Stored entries
-----
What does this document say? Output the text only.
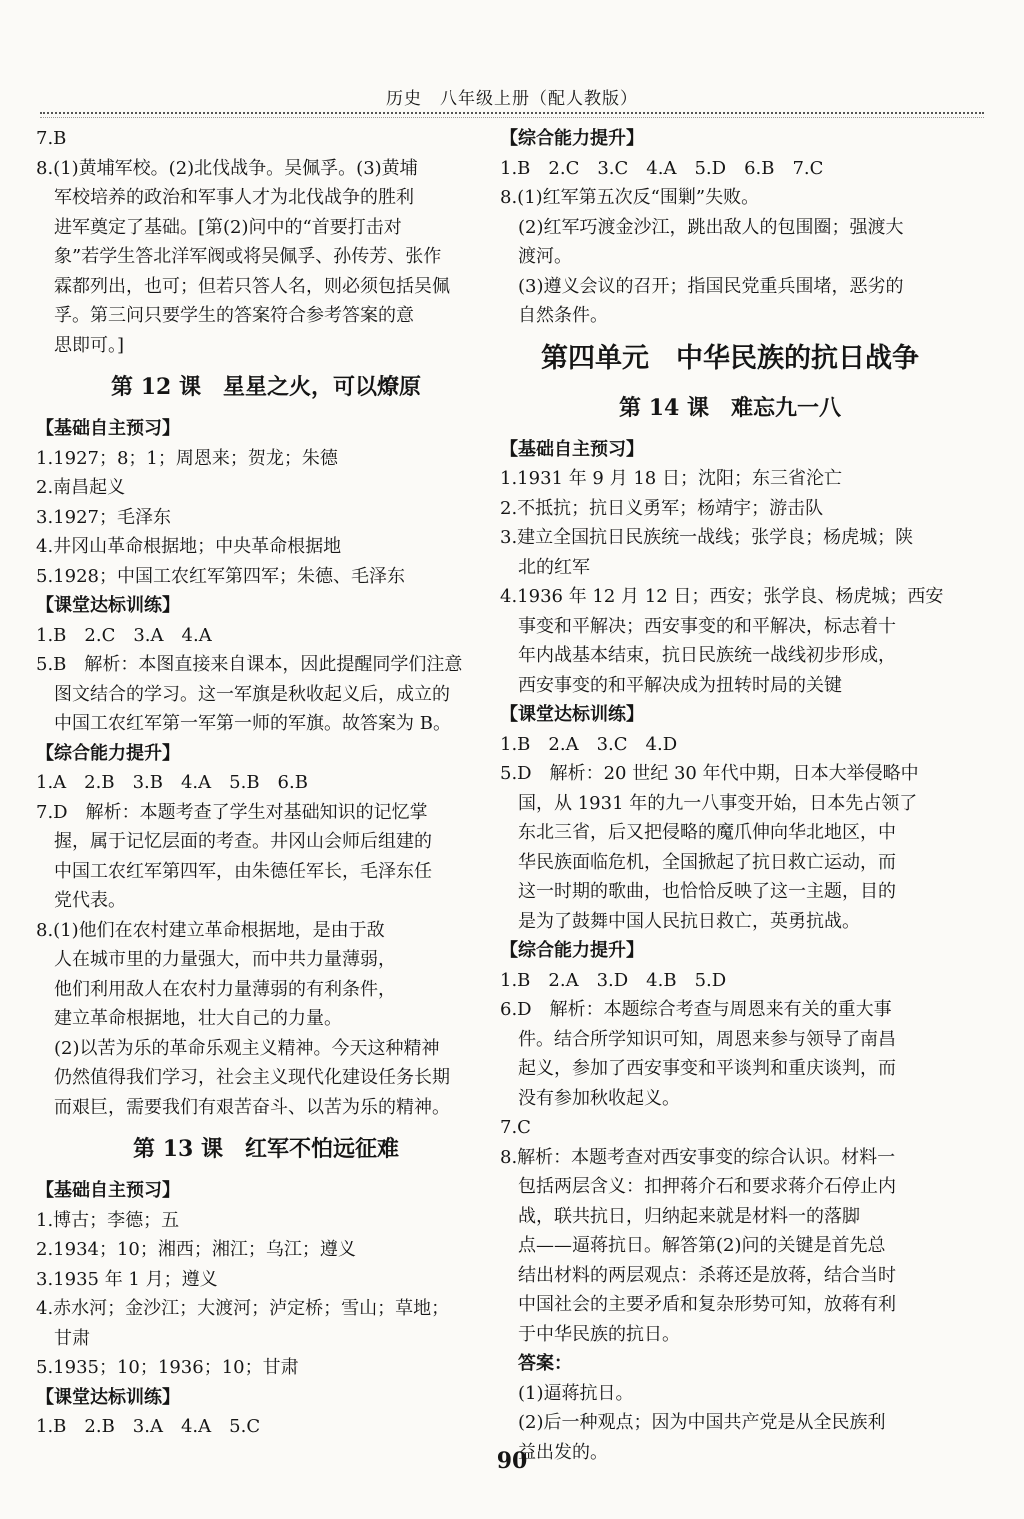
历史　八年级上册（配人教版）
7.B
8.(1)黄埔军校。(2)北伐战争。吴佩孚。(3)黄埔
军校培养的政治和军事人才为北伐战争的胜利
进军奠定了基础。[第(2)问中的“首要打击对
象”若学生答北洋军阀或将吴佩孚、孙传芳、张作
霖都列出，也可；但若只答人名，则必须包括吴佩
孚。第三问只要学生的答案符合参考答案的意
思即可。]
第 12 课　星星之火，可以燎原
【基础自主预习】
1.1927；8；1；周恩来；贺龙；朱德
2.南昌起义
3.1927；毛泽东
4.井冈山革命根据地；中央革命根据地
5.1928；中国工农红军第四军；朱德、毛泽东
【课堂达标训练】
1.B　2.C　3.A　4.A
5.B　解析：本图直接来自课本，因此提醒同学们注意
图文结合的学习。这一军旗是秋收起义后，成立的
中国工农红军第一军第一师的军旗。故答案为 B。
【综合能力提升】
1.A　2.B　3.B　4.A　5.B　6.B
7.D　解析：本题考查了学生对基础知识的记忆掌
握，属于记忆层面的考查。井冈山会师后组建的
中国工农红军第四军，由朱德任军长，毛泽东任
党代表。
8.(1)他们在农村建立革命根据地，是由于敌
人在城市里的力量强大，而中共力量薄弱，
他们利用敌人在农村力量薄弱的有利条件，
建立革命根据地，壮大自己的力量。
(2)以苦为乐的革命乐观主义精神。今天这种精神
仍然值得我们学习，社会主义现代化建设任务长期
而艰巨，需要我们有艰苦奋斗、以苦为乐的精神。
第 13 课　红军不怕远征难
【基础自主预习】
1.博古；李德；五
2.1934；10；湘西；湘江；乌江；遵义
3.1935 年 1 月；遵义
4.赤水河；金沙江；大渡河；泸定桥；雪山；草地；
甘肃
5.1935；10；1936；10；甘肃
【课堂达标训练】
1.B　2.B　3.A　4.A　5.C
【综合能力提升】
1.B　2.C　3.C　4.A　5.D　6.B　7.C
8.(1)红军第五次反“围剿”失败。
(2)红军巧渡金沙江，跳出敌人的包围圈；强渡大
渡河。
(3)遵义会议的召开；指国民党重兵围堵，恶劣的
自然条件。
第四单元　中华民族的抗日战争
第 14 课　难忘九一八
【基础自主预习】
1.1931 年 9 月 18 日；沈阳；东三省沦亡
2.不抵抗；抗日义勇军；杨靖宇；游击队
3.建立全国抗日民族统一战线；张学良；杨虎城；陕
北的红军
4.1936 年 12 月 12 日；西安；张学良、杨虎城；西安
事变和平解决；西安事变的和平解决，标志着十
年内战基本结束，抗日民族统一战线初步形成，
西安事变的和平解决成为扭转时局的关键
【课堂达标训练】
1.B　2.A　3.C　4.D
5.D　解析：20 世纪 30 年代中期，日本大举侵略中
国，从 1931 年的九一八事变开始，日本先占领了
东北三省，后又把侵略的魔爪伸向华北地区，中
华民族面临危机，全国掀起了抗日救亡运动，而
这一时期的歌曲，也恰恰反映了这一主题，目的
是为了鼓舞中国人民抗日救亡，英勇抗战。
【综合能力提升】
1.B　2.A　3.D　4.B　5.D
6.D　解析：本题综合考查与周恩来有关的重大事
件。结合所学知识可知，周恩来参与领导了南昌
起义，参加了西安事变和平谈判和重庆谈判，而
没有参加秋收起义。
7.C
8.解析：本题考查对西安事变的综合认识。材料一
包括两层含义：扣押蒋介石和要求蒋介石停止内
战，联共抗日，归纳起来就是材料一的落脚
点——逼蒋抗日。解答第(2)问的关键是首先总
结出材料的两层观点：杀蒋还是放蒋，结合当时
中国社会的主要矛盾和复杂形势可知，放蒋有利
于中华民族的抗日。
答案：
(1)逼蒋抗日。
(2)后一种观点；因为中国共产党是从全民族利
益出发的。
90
-----
Repeat the data exactly, dropping every picture it holds.

What does this document say? Output the text only.
历史　八年级上册（配人教版）
7.B
8.(1)黄埔军校。(2)北伐战争。吴佩孚。(3)黄埔
军校培养的政治和军事人才为北伐战争的胜利
进军奠定了基础。[第(2)问中的“首要打击对
象”若学生答北洋军阀或将吴佩孚、孙传芳、张作
霖都列出，也可；但若只答人名，则必须包括吴佩
孚。第三问只要学生的答案符合参考答案的意
思即可。]
第 12 课　星星之火，可以燎原
【基础自主预习】
1.1927；8；1；周恩来；贺龙；朱德
2.南昌起义
3.1927；毛泽东
4.井冈山革命根据地；中央革命根据地
5.1928；中国工农红军第四军；朱德、毛泽东
【课堂达标训练】
1.B　2.C　3.A　4.A
5.B　解析：本图直接来自课本，因此提醒同学们注意
图文结合的学习。这一军旗是秋收起义后，成立的
中国工农红军第一军第一师的军旗。故答案为 B。
【综合能力提升】
1.A　2.B　3.B　4.A　5.B　6.B
7.D　解析：本题考查了学生对基础知识的记忆掌
握，属于记忆层面的考查。井冈山会师后组建的
中国工农红军第四军，由朱德任军长，毛泽东任
党代表。
8.(1)他们在农村建立革命根据地，是由于敌
人在城市里的力量强大，而中共力量薄弱，
他们利用敌人在农村力量薄弱的有利条件，
建立革命根据地，壮大自己的力量。
(2)以苦为乐的革命乐观主义精神。今天这种精神
仍然值得我们学习，社会主义现代化建设任务长期
而艰巨，需要我们有艰苦奋斗、以苦为乐的精神。
第 13 课　红军不怕远征难
【基础自主预习】
1.博古；李德；五
2.1934；10；湘西；湘江；乌江；遵义
3.1935 年 1 月；遵义
4.赤水河；金沙江；大渡河；泸定桥；雪山；草地；
甘肃
5.1935；10；1936；10；甘肃
【课堂达标训练】
1.B　2.B　3.A　4.A　5.C
【综合能力提升】
1.B　2.C　3.C　4.A　5.D　6.B　7.C
8.(1)红军第五次反“围剿”失败。
(2)红军巧渡金沙江，跳出敌人的包围圈；强渡大
渡河。
(3)遵义会议的召开；指国民党重兵围堵，恶劣的
自然条件。
第四单元　中华民族的抗日战争
第 14 课　难忘九一八
【基础自主预习】
1.1931 年 9 月 18 日；沈阳；东三省沦亡
2.不抵抗；抗日义勇军；杨靖宇；游击队
3.建立全国抗日民族统一战线；张学良；杨虎城；陕
北的红军
4.1936 年 12 月 12 日；西安；张学良、杨虎城；西安
事变和平解决；西安事变的和平解决，标志着十
年内战基本结束，抗日民族统一战线初步形成，
西安事变的和平解决成为扭转时局的关键
【课堂达标训练】
1.B　2.A　3.C　4.D
5.D　解析：20 世纪 30 年代中期，日本大举侵略中
国，从 1931 年的九一八事变开始，日本先占领了
东北三省，后又把侵略的魔爪伸向华北地区，中
华民族面临危机，全国掀起了抗日救亡运动，而
这一时期的歌曲，也恰恰反映了这一主题，目的
是为了鼓舞中国人民抗日救亡，英勇抗战。
【综合能力提升】
1.B　2.A　3.D　4.B　5.D
6.D　解析：本题综合考查与周恩来有关的重大事
件。结合所学知识可知，周恩来参与领导了南昌
起义，参加了西安事变和平谈判和重庆谈判，而
没有参加秋收起义。
7.C
8.解析：本题考查对西安事变的综合认识。材料一
包括两层含义：扣押蒋介石和要求蒋介石停止内
战，联共抗日，归纳起来就是材料一的落脚
点——逼蒋抗日。解答第(2)问的关键是首先总
结出材料的两层观点：杀蒋还是放蒋，结合当时
中国社会的主要矛盾和复杂形势可知，放蒋有利
于中华民族的抗日。
答案：
(1)逼蒋抗日。
(2)后一种观点；因为中国共产党是从全民族利
益出发的。
90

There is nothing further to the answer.